### Supplied records

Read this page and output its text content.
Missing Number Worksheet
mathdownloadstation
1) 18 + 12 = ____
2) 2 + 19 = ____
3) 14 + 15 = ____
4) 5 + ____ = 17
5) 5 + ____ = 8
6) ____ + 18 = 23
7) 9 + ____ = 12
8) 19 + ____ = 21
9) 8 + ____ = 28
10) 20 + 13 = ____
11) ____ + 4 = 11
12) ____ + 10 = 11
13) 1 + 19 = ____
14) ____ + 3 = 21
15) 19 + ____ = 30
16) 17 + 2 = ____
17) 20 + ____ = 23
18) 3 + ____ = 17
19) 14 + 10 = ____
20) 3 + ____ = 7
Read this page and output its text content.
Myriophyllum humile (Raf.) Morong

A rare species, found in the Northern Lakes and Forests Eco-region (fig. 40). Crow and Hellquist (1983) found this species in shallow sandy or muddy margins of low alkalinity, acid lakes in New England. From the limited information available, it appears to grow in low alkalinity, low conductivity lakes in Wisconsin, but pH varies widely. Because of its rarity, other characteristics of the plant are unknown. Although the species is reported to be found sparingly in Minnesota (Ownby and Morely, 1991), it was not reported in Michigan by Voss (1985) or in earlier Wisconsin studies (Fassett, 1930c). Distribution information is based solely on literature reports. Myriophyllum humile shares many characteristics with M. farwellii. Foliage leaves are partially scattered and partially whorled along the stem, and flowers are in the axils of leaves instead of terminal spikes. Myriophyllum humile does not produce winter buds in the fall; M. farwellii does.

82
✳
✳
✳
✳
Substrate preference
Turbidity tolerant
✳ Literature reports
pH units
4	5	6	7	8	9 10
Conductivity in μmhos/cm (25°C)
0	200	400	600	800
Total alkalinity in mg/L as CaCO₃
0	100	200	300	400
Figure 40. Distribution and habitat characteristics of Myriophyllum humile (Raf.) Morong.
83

######

▶ Set problem
Extract each entry in full and write it down exactly.

▶ Written solution
Read this page and output its text content.
Missing Number Worksheet
mathdownloadstation
1) 18 + 12 = ____
2) 2 + 19 = ____
3) 14 + 15 = ____
4) 5 + ____ = 17
5) 5 + ____ = 8
6) ____ + 18 = 23
7) 9 + ____ = 12
8) 19 + ____ = 21
9) 8 + ____ = 28
10) 20 + 13 = ____
11) ____ + 4 = 11
12) ____ + 10 = 11
13) 1 + 19 = ____
14) ____ + 3 = 21
15) 19 + ____ = 30
16) 17 + 2 = ____
17) 20 + ____ = 23
18) 3 + ____ = 17
19) 14 + 10 = ____
20) 3 + ____ = 7
Read this page and output its text content.
Myriophyllum humile (Raf.) Morong

A rare species, found in the Northern Lakes and Forests Eco-region (fig. 40). Crow and Hellquist (1983) found this species in shallow sandy or muddy margins of low alkalinity, acid lakes in New England. From the limited information available, it appears to grow in low alkalinity, low conductivity lakes in Wisconsin, but pH varies widely. Because of its rarity, other characteristics of the plant are unknown. Although the species is reported to be found sparingly in Minnesota (Ownby and Morely, 1991), it was not reported in Michigan by Voss (1985) or in earlier Wisconsin studies (Fassett, 1930c). Distribution information is based solely on literature reports. Myriophyllum humile shares many characteristics with M. farwellii. Foliage leaves are partially scattered and partially whorled along the stem, and flowers are in the axils of leaves instead of terminal spikes. Myriophyllum humile does not produce winter buds in the fall; M. farwellii does.

82
✳
✳
✳
✳
Substrate preference
Turbidity tolerant
✳ Literature reports
pH units
4	5	6	7	8	9 10
Conductivity in μmhos/cm (25°C)
0	200	400	600	800
Total alkalinity in mg/L as CaCO₃
0	100	200	300	400
Figure 40. Distribution and habitat characteristics of Myriophyllum humile (Raf.) Morong.
83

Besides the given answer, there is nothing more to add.